Job: Report, word for word, every line of the material that contains "fraction".

----- Provided material -----

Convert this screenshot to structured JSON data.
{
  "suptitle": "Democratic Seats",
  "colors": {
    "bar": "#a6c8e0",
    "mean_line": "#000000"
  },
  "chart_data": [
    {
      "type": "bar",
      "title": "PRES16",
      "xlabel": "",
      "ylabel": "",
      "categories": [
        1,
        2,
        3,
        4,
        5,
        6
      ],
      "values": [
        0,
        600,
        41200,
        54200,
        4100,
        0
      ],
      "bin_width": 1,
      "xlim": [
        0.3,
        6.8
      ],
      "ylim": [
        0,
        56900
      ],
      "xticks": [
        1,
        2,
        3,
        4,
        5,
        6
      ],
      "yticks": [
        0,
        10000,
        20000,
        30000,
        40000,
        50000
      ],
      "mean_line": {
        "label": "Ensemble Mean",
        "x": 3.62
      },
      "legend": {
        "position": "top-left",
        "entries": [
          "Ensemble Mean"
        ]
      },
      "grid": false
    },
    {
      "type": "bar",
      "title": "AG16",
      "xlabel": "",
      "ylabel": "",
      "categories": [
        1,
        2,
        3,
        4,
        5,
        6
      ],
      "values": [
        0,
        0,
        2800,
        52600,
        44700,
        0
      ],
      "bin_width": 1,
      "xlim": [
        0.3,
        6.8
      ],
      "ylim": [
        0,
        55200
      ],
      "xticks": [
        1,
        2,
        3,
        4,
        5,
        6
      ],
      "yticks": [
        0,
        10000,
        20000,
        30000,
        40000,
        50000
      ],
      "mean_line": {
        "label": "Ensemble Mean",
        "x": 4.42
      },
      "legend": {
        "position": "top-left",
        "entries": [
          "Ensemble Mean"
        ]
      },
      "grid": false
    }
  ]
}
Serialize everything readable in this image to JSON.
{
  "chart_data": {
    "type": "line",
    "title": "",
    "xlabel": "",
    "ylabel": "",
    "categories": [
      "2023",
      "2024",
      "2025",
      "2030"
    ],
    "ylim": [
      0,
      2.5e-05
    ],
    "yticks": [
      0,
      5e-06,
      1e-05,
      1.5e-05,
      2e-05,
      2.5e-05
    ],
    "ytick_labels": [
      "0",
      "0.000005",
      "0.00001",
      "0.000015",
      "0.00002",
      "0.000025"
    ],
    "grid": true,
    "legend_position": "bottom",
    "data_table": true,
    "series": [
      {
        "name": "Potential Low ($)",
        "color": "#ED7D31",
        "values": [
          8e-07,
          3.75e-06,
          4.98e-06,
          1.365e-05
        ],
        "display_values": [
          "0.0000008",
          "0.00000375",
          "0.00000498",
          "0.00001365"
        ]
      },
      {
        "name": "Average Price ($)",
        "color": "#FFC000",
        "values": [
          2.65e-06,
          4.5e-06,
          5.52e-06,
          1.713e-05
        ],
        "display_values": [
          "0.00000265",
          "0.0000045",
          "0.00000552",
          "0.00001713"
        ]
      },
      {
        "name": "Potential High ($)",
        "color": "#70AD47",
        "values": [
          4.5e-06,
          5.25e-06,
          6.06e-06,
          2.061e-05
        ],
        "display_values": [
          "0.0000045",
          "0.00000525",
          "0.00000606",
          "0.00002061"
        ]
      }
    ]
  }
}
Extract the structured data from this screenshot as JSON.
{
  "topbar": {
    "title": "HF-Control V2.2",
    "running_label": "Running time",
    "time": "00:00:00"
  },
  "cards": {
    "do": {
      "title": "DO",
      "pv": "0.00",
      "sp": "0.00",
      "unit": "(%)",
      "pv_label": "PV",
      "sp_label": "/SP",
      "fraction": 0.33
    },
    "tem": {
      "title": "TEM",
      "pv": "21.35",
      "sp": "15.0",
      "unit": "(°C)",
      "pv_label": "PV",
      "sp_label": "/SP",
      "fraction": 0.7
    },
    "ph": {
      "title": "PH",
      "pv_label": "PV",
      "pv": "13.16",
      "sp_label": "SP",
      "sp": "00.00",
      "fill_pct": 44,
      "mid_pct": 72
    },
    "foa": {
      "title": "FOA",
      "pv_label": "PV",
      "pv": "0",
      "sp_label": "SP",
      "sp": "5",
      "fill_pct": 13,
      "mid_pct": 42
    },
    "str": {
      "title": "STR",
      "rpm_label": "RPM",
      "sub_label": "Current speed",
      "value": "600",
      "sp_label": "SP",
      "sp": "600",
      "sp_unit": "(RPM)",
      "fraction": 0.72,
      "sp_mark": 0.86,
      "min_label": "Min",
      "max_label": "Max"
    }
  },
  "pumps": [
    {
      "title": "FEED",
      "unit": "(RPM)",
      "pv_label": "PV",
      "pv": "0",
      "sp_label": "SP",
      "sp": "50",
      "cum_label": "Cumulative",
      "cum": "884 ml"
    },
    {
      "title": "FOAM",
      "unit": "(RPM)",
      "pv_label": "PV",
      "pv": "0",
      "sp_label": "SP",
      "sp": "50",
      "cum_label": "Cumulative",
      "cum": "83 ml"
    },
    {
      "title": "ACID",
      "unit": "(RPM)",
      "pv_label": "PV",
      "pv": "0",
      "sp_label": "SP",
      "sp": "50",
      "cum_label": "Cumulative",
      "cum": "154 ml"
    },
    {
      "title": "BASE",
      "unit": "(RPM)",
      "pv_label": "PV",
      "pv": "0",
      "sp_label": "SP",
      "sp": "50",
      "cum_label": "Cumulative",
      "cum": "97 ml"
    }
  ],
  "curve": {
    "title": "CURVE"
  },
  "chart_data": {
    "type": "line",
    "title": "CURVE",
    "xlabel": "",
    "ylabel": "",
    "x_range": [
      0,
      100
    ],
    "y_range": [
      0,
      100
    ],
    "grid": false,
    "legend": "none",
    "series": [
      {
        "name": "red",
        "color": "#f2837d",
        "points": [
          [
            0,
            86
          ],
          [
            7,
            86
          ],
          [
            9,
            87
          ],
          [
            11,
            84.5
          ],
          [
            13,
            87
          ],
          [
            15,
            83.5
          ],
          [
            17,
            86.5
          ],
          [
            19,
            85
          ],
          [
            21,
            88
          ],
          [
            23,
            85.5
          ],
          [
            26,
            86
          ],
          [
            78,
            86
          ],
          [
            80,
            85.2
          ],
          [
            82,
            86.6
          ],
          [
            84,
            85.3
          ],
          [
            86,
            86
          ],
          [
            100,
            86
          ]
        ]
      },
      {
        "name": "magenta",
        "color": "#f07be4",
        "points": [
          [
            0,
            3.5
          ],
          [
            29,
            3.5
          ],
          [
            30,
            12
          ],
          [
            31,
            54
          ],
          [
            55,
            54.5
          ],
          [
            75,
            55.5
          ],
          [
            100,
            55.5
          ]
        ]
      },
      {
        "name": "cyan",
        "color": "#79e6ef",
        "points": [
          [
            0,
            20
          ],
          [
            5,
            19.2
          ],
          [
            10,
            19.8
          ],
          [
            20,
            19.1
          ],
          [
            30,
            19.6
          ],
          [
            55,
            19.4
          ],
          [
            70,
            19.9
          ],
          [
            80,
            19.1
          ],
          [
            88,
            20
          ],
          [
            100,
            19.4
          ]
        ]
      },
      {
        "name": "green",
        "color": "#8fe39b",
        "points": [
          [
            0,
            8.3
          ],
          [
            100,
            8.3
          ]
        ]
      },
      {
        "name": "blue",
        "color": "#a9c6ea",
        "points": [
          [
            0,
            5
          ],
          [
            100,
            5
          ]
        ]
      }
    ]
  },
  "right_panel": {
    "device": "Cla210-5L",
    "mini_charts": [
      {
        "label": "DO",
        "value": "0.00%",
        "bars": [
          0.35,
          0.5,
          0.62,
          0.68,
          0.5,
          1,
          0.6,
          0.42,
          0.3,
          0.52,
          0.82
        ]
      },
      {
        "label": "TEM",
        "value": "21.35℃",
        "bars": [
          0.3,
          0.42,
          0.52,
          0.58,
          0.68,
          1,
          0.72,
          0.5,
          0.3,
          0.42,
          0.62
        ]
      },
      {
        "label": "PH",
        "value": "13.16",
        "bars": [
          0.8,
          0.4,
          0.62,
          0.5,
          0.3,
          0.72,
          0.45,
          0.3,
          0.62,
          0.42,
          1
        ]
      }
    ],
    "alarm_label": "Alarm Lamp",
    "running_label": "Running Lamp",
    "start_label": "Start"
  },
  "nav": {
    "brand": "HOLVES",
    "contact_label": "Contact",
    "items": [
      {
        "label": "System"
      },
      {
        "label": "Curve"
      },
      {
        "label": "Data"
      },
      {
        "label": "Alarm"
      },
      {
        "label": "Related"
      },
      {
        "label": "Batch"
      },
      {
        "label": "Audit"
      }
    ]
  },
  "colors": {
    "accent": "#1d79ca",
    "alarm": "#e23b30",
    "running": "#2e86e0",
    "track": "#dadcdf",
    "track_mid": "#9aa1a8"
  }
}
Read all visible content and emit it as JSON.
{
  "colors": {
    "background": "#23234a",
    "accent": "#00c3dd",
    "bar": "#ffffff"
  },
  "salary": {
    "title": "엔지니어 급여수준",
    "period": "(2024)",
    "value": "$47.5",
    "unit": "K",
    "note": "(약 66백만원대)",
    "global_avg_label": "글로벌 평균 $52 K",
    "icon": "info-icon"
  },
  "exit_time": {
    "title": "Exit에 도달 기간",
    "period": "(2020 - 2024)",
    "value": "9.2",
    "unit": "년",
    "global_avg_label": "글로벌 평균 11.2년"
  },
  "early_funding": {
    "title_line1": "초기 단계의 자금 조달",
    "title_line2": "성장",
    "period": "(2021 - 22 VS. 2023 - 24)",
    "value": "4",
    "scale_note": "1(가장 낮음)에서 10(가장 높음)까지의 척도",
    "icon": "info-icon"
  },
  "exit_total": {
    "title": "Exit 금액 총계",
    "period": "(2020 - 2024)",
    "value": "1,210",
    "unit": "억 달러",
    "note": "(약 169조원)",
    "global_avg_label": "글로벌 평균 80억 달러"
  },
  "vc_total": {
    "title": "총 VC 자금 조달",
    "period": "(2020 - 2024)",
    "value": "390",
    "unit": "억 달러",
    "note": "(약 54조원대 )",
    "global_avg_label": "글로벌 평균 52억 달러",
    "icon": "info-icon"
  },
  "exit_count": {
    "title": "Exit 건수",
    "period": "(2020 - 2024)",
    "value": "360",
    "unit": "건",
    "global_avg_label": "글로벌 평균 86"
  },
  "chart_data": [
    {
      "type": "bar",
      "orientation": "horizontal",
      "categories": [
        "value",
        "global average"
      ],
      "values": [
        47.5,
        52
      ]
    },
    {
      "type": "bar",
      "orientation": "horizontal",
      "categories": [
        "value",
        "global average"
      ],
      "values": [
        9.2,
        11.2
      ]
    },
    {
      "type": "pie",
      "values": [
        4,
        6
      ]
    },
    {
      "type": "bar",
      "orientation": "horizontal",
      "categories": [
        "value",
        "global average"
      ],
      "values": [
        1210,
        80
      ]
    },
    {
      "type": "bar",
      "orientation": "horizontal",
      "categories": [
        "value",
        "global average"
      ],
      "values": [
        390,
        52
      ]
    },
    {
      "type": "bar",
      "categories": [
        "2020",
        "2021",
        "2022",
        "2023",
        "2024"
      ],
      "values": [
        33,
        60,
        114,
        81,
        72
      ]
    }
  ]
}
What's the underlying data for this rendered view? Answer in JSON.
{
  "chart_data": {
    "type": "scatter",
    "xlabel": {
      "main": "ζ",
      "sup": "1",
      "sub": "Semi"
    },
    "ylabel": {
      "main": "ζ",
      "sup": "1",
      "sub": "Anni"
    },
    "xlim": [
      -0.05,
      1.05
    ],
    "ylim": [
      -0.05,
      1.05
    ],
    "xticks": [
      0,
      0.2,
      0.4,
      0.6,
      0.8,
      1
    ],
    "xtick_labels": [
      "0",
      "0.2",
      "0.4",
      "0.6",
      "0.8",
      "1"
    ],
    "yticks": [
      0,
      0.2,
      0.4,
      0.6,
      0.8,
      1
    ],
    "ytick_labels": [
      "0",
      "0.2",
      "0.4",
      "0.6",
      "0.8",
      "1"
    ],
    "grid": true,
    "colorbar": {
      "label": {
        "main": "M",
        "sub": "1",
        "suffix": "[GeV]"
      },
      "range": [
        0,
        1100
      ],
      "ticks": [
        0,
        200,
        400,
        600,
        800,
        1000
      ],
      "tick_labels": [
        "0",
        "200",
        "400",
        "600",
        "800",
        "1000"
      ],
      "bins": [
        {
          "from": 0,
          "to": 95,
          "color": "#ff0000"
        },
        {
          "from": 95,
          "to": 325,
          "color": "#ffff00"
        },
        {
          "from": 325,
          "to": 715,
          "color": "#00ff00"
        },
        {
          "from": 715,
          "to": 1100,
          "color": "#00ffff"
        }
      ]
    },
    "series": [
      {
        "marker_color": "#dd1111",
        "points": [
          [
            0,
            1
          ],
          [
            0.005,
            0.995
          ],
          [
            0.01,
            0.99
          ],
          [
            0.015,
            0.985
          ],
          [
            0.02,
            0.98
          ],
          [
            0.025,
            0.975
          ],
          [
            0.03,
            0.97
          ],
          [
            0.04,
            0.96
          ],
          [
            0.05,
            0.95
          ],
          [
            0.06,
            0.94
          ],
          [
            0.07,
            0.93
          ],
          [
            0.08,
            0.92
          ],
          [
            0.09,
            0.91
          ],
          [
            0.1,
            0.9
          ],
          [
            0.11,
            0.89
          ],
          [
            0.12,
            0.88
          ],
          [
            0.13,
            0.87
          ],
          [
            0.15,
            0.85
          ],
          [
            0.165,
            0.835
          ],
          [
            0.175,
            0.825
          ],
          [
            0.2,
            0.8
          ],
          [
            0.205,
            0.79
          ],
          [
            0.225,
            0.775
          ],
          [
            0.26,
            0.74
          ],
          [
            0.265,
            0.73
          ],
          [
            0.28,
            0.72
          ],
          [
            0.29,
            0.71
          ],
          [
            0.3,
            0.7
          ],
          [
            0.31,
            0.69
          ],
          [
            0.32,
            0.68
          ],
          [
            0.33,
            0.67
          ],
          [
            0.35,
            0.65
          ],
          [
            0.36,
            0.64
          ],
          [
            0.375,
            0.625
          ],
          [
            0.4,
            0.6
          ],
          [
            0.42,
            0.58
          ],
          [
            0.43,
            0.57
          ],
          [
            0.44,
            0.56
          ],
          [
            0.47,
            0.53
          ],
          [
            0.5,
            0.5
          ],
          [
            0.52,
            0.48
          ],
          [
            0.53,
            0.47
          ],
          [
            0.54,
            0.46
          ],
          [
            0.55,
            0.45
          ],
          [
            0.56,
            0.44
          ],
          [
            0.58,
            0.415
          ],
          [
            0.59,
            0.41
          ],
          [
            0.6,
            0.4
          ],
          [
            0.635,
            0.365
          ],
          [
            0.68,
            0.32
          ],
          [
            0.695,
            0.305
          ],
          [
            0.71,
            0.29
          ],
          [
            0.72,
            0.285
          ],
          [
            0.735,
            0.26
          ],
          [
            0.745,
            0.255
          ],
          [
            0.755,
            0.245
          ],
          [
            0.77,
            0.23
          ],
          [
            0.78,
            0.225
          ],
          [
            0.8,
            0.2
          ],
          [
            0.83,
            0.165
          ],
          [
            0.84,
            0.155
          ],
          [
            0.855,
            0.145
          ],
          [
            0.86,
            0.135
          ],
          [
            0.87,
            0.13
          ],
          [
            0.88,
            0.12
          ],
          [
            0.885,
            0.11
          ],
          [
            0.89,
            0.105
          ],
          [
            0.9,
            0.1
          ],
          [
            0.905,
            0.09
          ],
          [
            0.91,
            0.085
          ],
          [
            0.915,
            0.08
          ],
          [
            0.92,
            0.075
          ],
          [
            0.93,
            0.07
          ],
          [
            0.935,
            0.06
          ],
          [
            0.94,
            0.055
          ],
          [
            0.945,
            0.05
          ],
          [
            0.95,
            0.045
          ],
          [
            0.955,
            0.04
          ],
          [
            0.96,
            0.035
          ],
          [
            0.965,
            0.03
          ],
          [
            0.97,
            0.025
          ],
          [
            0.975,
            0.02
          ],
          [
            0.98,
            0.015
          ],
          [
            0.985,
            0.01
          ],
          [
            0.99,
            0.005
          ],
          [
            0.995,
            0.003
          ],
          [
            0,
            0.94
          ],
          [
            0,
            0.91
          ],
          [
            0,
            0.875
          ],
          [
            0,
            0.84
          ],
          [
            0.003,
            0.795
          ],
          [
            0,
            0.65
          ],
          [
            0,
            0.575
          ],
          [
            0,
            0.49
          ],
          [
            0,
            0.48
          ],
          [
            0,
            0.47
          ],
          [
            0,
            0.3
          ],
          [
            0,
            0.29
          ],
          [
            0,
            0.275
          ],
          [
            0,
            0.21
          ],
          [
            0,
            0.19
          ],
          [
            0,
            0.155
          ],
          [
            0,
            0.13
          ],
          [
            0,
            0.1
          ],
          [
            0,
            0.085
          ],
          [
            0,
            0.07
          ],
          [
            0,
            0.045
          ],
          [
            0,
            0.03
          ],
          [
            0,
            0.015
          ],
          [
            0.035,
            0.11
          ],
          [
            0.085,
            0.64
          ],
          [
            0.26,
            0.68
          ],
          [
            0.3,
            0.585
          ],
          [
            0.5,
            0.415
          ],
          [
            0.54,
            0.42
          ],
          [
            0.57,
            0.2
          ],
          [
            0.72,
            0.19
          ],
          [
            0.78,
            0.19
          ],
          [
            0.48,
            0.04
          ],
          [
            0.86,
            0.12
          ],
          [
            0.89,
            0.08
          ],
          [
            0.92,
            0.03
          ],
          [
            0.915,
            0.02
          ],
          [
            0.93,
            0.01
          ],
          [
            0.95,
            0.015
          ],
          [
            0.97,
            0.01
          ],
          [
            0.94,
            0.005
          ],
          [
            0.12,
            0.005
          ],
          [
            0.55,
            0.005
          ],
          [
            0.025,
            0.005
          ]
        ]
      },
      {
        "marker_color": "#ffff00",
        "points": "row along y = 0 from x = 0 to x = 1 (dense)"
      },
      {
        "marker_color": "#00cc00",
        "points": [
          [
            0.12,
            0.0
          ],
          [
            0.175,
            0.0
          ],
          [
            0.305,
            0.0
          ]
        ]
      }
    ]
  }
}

-----

Result of the exercise:
      "fraction": 0.33
      "fraction": 0.7
      "fraction": 0.72,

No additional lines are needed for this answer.